■ **INSTRUCTIONS TO FOLLOW**
Gather all lines containing the string "JSON" and copy them out.

Data entries

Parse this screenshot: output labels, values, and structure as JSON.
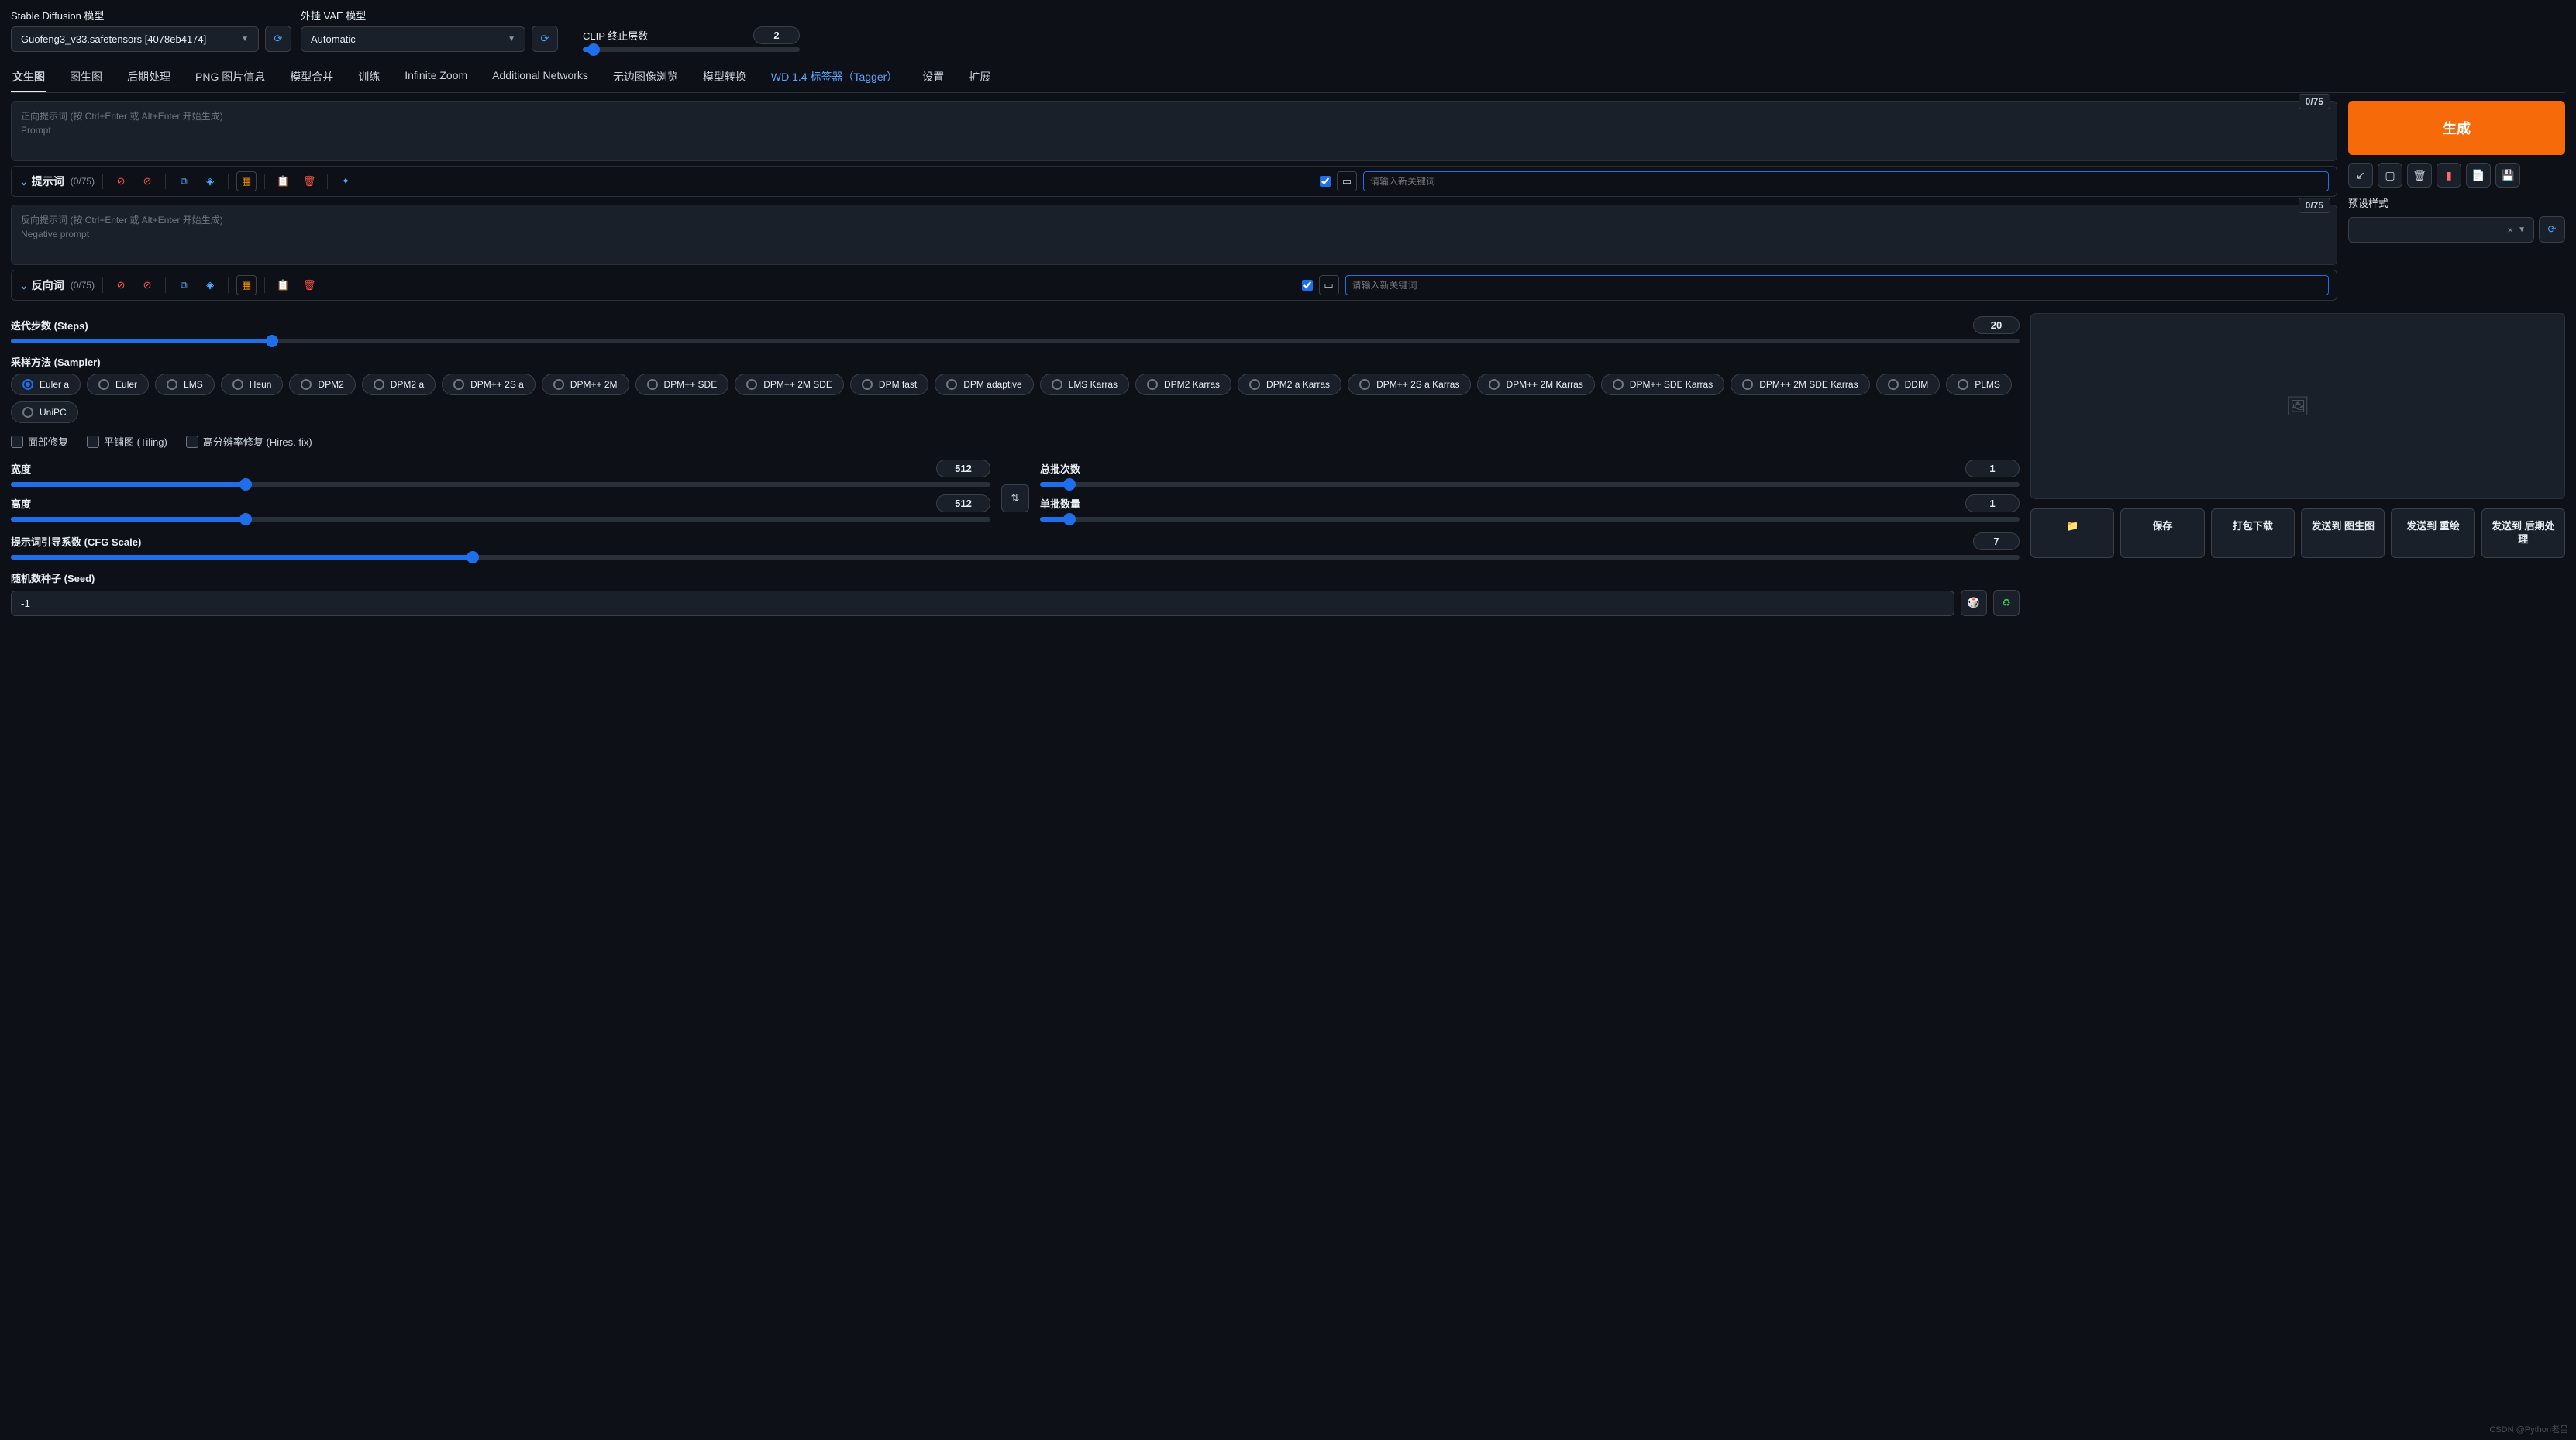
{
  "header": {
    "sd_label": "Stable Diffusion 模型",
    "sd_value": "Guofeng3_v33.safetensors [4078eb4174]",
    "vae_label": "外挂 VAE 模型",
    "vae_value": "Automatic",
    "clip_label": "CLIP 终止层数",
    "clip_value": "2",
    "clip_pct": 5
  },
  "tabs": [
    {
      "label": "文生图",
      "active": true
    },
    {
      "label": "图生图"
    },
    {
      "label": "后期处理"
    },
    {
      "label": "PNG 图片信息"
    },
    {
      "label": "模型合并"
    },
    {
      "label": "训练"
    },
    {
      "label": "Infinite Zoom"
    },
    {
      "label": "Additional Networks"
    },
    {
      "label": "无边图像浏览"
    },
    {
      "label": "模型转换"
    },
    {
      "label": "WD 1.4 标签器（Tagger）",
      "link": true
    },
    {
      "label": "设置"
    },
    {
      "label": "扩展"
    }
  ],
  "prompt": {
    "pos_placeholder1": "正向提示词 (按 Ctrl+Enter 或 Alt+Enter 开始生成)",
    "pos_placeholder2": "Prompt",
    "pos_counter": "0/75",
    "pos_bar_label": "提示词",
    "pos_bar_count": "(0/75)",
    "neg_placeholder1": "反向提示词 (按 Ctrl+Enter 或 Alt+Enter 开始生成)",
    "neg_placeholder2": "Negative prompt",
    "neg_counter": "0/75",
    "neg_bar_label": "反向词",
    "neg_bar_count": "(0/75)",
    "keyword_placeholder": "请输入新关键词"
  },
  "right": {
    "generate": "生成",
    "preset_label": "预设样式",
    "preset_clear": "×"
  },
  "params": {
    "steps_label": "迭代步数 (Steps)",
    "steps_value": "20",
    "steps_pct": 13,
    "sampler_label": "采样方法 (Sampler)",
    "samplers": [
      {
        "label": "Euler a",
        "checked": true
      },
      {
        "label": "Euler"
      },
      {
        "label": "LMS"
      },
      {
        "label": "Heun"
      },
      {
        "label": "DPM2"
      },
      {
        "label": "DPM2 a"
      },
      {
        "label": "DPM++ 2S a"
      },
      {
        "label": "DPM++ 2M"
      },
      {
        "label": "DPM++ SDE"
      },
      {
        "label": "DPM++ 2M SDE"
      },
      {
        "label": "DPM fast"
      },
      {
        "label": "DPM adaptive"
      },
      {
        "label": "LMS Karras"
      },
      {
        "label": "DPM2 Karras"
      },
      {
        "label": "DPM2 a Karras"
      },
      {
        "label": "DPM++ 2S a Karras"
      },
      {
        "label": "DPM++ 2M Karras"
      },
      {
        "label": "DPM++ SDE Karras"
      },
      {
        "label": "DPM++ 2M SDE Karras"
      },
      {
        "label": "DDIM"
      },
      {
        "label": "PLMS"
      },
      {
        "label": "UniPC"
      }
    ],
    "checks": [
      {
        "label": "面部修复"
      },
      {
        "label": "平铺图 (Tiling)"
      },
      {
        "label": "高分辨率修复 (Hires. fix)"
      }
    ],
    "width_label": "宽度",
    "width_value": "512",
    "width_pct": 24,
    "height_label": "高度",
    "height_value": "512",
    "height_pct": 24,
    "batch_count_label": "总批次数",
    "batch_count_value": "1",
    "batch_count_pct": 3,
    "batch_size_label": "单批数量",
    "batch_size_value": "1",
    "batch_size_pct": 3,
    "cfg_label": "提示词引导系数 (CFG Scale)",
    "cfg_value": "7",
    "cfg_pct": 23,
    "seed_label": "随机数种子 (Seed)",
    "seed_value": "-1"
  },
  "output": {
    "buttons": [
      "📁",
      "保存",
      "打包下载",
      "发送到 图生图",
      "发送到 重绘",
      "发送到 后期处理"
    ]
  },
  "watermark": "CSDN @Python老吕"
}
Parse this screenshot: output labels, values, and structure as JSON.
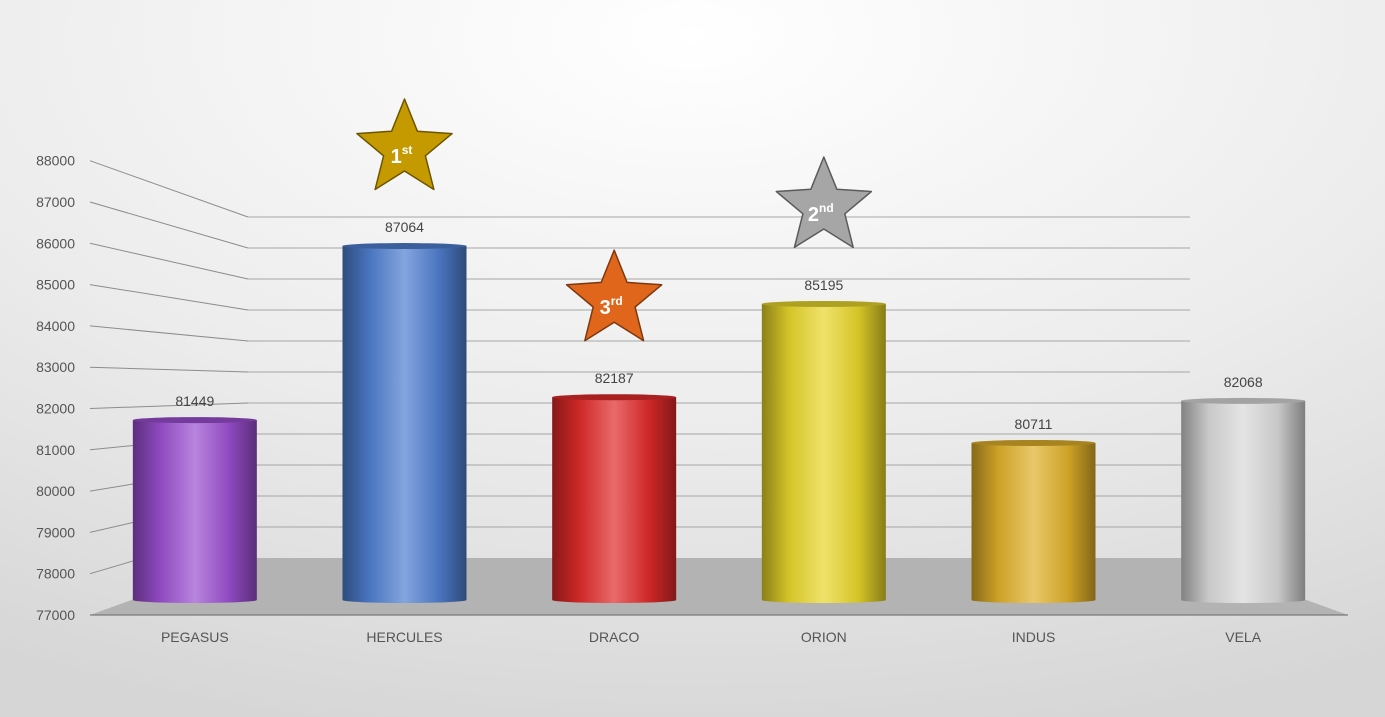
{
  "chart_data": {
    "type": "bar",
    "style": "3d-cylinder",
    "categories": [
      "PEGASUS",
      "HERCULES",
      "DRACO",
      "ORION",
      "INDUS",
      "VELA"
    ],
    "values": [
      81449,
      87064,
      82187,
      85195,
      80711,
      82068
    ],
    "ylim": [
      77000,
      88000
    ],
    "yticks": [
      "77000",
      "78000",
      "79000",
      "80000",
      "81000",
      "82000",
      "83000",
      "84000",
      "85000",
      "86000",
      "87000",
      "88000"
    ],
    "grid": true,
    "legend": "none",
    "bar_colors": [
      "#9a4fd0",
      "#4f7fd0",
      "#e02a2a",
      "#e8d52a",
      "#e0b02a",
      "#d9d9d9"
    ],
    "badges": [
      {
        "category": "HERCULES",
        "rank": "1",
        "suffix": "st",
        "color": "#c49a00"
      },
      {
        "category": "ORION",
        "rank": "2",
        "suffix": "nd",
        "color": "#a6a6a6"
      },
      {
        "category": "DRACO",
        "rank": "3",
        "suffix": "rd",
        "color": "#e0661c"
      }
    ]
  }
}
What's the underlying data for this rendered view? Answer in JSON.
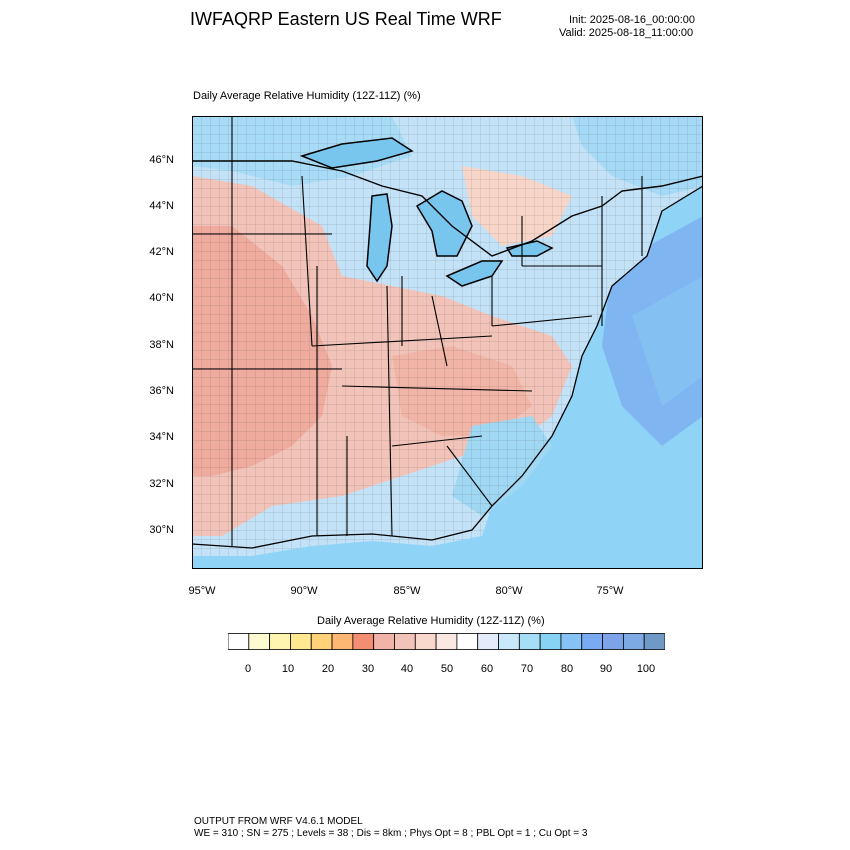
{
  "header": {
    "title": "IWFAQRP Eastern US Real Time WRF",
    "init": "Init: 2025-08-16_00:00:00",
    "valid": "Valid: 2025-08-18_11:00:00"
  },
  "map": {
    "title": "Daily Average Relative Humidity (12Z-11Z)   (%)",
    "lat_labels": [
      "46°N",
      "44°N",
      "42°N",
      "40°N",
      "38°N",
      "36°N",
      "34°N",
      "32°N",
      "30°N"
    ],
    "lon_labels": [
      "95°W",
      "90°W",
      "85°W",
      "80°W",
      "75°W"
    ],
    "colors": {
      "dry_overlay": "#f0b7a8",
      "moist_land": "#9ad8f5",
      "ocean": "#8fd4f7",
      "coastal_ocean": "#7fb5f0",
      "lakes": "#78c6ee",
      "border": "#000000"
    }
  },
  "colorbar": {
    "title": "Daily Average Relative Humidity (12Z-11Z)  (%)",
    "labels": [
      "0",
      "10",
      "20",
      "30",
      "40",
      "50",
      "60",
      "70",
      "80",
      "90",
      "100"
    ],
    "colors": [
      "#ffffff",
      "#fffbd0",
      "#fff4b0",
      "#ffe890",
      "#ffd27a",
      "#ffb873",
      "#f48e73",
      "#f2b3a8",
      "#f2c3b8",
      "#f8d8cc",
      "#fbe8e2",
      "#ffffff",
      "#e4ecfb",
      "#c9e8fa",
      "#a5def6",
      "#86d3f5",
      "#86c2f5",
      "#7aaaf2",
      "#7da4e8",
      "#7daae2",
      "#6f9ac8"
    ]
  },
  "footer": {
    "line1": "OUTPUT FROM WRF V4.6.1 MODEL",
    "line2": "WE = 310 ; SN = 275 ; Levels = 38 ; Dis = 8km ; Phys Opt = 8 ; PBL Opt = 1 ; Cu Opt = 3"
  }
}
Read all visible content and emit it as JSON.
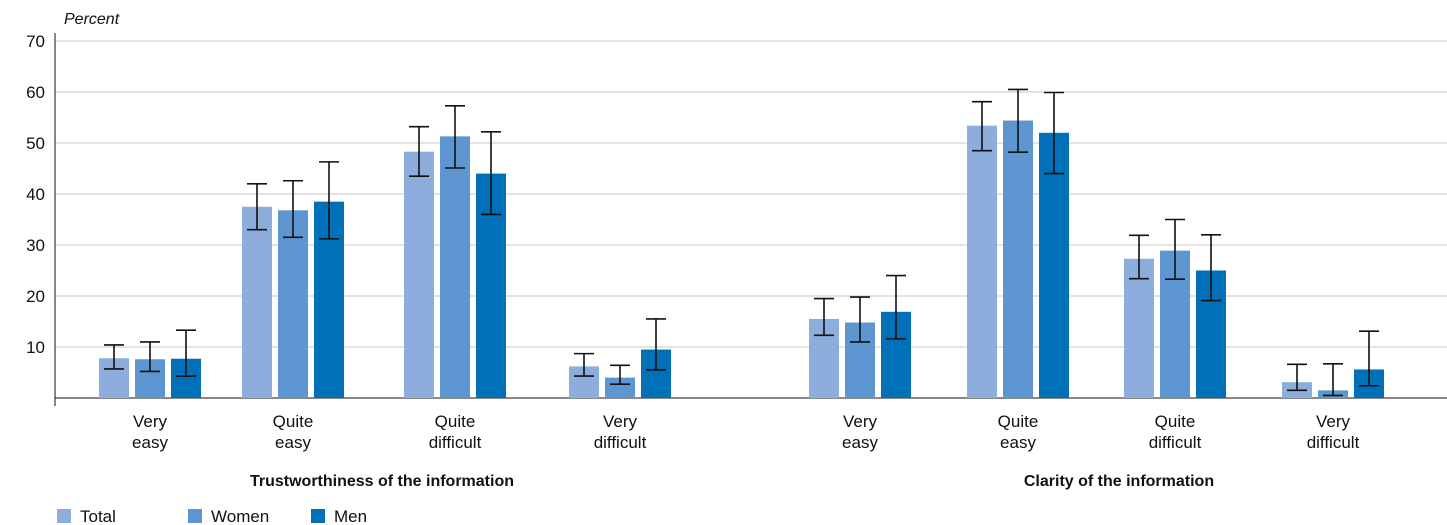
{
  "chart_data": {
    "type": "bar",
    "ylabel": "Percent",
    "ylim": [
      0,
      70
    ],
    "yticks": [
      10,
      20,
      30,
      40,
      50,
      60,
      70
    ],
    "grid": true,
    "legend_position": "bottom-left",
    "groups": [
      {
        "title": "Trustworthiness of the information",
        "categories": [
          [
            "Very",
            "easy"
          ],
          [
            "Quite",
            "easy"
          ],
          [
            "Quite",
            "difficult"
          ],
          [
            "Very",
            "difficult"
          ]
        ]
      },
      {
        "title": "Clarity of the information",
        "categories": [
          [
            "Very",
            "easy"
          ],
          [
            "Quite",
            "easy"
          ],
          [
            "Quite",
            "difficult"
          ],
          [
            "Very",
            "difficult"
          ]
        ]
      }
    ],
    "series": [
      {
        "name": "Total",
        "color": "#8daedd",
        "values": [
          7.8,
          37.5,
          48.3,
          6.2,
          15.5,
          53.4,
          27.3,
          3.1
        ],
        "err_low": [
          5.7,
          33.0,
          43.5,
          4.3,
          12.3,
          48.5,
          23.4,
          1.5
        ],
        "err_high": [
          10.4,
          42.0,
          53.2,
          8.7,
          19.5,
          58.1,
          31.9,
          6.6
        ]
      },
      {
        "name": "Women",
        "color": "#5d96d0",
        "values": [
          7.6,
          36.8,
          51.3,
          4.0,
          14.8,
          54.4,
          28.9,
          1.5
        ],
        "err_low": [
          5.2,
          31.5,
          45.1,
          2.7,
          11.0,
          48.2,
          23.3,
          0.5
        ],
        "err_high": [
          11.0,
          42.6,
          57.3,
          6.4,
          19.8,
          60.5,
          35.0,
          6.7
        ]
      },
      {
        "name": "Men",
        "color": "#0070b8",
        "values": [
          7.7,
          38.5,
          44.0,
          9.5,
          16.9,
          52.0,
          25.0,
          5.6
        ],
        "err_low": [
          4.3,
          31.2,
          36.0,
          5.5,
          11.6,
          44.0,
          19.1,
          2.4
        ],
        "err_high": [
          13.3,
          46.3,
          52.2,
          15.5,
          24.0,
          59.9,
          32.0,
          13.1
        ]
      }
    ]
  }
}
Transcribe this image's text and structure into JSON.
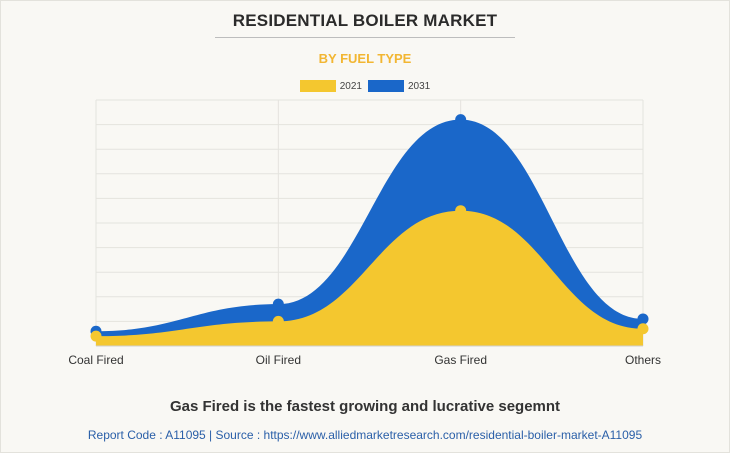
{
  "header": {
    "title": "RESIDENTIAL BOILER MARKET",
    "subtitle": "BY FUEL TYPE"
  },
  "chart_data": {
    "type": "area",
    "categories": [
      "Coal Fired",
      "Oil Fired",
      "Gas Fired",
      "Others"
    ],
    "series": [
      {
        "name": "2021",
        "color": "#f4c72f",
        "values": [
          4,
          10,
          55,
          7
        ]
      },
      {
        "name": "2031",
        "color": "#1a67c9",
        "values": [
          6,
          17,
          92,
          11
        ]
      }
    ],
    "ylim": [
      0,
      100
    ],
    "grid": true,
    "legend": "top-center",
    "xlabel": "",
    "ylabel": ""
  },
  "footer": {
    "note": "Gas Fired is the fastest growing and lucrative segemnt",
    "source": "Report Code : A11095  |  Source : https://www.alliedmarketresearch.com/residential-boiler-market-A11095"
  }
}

■ **SOLUTION FOR THIS PROBLEM**
Parse this screenshot: output labels, values, and structure as JSON.
Parse this screenshot: output labels, values, and structure as JSON.
What's the underlying data for this rendered view? Answer in JSON.
Read all visible content and emit it as JSON.
Transcribe this image's text and structure into JSON.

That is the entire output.